Goal
Every record below should be printed exactly as given.

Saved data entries
· · · · · · ·

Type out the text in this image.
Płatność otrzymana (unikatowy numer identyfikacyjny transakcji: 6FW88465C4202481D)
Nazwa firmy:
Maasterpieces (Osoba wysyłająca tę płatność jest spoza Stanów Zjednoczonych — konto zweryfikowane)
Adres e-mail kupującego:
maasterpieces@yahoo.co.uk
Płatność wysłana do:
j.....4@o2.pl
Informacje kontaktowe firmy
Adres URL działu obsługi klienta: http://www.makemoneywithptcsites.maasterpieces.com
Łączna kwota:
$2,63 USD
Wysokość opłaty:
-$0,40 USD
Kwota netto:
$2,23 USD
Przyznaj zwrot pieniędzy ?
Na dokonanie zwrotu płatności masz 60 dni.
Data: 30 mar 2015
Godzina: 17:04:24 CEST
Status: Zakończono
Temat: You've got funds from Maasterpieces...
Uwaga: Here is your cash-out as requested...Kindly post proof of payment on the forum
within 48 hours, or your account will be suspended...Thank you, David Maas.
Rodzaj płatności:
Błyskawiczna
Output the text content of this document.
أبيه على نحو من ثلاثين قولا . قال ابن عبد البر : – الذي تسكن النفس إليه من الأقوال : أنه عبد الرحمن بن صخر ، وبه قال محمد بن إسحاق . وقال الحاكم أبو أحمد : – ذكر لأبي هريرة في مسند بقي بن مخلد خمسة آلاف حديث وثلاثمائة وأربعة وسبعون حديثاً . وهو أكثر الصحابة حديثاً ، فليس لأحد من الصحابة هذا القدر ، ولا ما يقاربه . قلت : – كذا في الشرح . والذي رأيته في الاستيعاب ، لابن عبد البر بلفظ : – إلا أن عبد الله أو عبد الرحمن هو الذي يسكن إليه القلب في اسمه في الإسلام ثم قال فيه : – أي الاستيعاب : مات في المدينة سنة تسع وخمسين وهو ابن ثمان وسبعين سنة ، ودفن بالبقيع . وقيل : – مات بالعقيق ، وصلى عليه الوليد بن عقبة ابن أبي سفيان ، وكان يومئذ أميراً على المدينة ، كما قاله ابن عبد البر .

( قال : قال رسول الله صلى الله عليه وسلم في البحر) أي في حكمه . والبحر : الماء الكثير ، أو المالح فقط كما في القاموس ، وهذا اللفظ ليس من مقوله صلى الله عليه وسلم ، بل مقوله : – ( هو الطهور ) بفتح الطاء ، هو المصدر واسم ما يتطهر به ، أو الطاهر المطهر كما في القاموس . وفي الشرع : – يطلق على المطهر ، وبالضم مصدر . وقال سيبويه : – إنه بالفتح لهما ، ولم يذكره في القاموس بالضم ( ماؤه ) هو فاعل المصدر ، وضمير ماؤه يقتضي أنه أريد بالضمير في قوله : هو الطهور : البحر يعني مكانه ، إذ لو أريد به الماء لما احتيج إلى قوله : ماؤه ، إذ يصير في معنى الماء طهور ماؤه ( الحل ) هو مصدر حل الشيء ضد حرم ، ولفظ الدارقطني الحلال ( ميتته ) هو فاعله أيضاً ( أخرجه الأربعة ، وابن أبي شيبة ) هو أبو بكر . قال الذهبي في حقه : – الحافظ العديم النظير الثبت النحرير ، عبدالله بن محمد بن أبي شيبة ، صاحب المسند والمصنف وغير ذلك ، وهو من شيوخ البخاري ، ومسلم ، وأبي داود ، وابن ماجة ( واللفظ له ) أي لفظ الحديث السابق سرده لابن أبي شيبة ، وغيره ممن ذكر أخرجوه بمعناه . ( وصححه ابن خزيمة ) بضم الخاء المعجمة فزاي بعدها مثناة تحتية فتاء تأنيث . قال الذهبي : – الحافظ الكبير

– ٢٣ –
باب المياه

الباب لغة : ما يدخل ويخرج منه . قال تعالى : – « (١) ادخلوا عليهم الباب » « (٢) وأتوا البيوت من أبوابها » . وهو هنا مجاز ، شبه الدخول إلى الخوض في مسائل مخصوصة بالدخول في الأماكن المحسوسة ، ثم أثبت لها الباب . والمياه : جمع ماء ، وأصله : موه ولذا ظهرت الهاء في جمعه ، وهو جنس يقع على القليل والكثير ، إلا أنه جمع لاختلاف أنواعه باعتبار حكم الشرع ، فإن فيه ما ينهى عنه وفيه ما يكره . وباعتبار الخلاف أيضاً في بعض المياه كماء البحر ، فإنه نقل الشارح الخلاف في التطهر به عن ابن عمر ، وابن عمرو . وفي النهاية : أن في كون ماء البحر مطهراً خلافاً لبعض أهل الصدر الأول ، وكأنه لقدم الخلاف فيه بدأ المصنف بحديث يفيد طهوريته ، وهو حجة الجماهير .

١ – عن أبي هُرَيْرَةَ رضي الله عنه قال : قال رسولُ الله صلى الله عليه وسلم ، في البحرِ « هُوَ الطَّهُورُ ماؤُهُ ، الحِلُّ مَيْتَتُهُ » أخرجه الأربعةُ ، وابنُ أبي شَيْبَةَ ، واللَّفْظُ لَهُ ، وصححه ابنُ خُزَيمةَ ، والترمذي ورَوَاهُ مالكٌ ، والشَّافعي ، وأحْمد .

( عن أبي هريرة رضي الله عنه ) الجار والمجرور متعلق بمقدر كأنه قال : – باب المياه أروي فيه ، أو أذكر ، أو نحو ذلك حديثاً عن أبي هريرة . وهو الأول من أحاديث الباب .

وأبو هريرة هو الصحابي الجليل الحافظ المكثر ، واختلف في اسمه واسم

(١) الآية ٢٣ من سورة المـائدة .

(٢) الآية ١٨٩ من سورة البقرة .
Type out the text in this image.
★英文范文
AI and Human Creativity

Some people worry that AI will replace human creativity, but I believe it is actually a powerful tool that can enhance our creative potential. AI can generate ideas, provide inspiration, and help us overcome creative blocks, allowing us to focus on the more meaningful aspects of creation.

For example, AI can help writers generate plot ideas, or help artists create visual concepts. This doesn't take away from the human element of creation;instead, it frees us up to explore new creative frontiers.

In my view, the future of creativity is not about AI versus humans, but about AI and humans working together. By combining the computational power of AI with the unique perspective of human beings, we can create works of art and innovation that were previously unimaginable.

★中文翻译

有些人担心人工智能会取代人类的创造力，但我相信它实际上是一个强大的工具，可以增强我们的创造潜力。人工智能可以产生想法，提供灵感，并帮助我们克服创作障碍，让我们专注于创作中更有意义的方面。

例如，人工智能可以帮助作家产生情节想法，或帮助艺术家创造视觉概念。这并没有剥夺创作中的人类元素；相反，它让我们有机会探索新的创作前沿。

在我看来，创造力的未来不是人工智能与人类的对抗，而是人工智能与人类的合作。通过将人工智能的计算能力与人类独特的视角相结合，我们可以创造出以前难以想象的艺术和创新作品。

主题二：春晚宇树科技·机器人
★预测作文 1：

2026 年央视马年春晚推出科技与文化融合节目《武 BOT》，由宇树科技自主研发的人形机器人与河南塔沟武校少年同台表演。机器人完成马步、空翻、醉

· · · · · · ·

Result of the task
Type out the text in this image.
Płatność otrzymana (unikatowy numer identyfikacyjny transakcji: 6FW88465C4202481D)
Nazwa firmy:
Maasterpieces (Osoba wysyłająca tę płatność jest spoza Stanów Zjednoczonych — konto zweryfikowane)
Adres e-mail kupującego:
maasterpieces@yahoo.co.uk
Płatność wysłana do:
j.....4@o2.pl
Informacje kontaktowe firmy
Adres URL działu obsługi klienta: http://www.makemoneywithptcsites.maasterpieces.com
Łączna kwota:
$2,63 USD
Wysokość opłaty:
-$0,40 USD
Kwota netto:
$2,23 USD
Przyznaj zwrot pieniędzy ?
Na dokonanie zwrotu płatności masz 60 dni.
Data: 30 mar 2015
Godzina: 17:04:24 CEST
Status: Zakończono
Temat: You've got funds from Maasterpieces...
Uwaga: Here is your cash-out as requested...Kindly post proof of payment on the forum
within 48 hours, or your account will be suspended...Thank you, David Maas.
Rodzaj płatności:
Błyskawiczna
Output the text content of this document.
أبيه على نحو من ثلاثين قولا . قال ابن عبد البر : – الذي تسكن النفس إليه من الأقوال : أنه عبد الرحمن بن صخر ، وبه قال محمد بن إسحاق . وقال الحاكم أبو أحمد : – ذكر لأبي هريرة في مسند بقي بن مخلد خمسة آلاف حديث وثلاثمائة وأربعة وسبعون حديثاً . وهو أكثر الصحابة حديثاً ، فليس لأحد من الصحابة هذا القدر ، ولا ما يقاربه . قلت : – كذا في الشرح . والذي رأيته في الاستيعاب ، لابن عبد البر بلفظ : – إلا أن عبد الله أو عبد الرحمن هو الذي يسكن إليه القلب في اسمه في الإسلام ثم قال فيه : – أي الاستيعاب : مات في المدينة سنة تسع وخمسين وهو ابن ثمان وسبعين سنة ، ودفن بالبقيع . وقيل : – مات بالعقيق ، وصلى عليه الوليد بن عقبة ابن أبي سفيان ، وكان يومئذ أميراً على المدينة ، كما قاله ابن عبد البر .

( قال : قال رسول الله صلى الله عليه وسلم في البحر) أي في حكمه . والبحر : الماء الكثير ، أو المالح فقط كما في القاموس ، وهذا اللفظ ليس من مقوله صلى الله عليه وسلم ، بل مقوله : – ( هو الطهور ) بفتح الطاء ، هو المصدر واسم ما يتطهر به ، أو الطاهر المطهر كما في القاموس . وفي الشرع : – يطلق على المطهر ، وبالضم مصدر . وقال سيبويه : – إنه بالفتح لهما ، ولم يذكره في القاموس بالضم ( ماؤه ) هو فاعل المصدر ، وضمير ماؤه يقتضي أنه أريد بالضمير في قوله : هو الطهور : البحر يعني مكانه ، إذ لو أريد به الماء لما احتيج إلى قوله : ماؤه ، إذ يصير في معنى الماء طهور ماؤه ( الحل ) هو مصدر حل الشيء ضد حرم ، ولفظ الدارقطني الحلال ( ميتته ) هو فاعله أيضاً ( أخرجه الأربعة ، وابن أبي شيبة ) هو أبو بكر . قال الذهبي في حقه : – الحافظ العديم النظير الثبت النحرير ، عبدالله بن محمد بن أبي شيبة ، صاحب المسند والمصنف وغير ذلك ، وهو من شيوخ البخاري ، ومسلم ، وأبي داود ، وابن ماجة ( واللفظ له ) أي لفظ الحديث السابق سرده لابن أبي شيبة ، وغيره ممن ذكر أخرجوه بمعناه . ( وصححه ابن خزيمة ) بضم الخاء المعجمة فزاي بعدها مثناة تحتية فتاء تأنيث . قال الذهبي : – الحافظ الكبير

– ٢٣ –
باب المياه

الباب لغة : ما يدخل ويخرج منه . قال تعالى : – « (١) ادخلوا عليهم الباب » « (٢) وأتوا البيوت من أبوابها » . وهو هنا مجاز ، شبه الدخول إلى الخوض في مسائل مخصوصة بالدخول في الأماكن المحسوسة ، ثم أثبت لها الباب . والمياه : جمع ماء ، وأصله : موه ولذا ظهرت الهاء في جمعه ، وهو جنس يقع على القليل والكثير ، إلا أنه جمع لاختلاف أنواعه باعتبار حكم الشرع ، فإن فيه ما ينهى عنه وفيه ما يكره . وباعتبار الخلاف أيضاً في بعض المياه كماء البحر ، فإنه نقل الشارح الخلاف في التطهر به عن ابن عمر ، وابن عمرو . وفي النهاية : أن في كون ماء البحر مطهراً خلافاً لبعض أهل الصدر الأول ، وكأنه لقدم الخلاف فيه بدأ المصنف بحديث يفيد طهوريته ، وهو حجة الجماهير .

١ – عن أبي هُرَيْرَةَ رضي الله عنه قال : قال رسولُ الله صلى الله عليه وسلم ، في البحرِ « هُوَ الطَّهُورُ ماؤُهُ ، الحِلُّ مَيْتَتُهُ » أخرجه الأربعةُ ، وابنُ أبي شَيْبَةَ ، واللَّفْظُ لَهُ ، وصححه ابنُ خُزَيمةَ ، والترمذي ورَوَاهُ مالكٌ ، والشَّافعي ، وأحْمد .

( عن أبي هريرة رضي الله عنه ) الجار والمجرور متعلق بمقدر كأنه قال : – باب المياه أروي فيه ، أو أذكر ، أو نحو ذلك حديثاً عن أبي هريرة . وهو الأول من أحاديث الباب .

وأبو هريرة هو الصحابي الجليل الحافظ المكثر ، واختلف في اسمه واسم

(١) الآية ٢٣ من سورة المـائدة .

(٢) الآية ١٨٩ من سورة البقرة .
Type out the text in this image.
★英文范文
AI and Human Creativity

Some people worry that AI will replace human creativity, but I believe it is actually a powerful tool that can enhance our creative potential. AI can generate ideas, provide inspiration, and help us overcome creative blocks, allowing us to focus on the more meaningful aspects of creation.

For example, AI can help writers generate plot ideas, or help artists create visual concepts. This doesn't take away from the human element of creation;instead, it frees us up to explore new creative frontiers.

In my view, the future of creativity is not about AI versus humans, but about AI and humans working together. By combining the computational power of AI with the unique perspective of human beings, we can create works of art and innovation that were previously unimaginable.

★中文翻译

有些人担心人工智能会取代人类的创造力，但我相信它实际上是一个强大的工具，可以增强我们的创造潜力。人工智能可以产生想法，提供灵感，并帮助我们克服创作障碍，让我们专注于创作中更有意义的方面。

例如，人工智能可以帮助作家产生情节想法，或帮助艺术家创造视觉概念。这并没有剥夺创作中的人类元素；相反，它让我们有机会探索新的创作前沿。

在我看来，创造力的未来不是人工智能与人类的对抗，而是人工智能与人类的合作。通过将人工智能的计算能力与人类独特的视角相结合，我们可以创造出以前难以想象的艺术和创新作品。

主题二：春晚宇树科技·机器人
★预测作文 1：

2026 年央视马年春晚推出科技与文化融合节目《武 BOT》，由宇树科技自主研发的人形机器人与河南塔沟武校少年同台表演。机器人完成马步、空翻、醉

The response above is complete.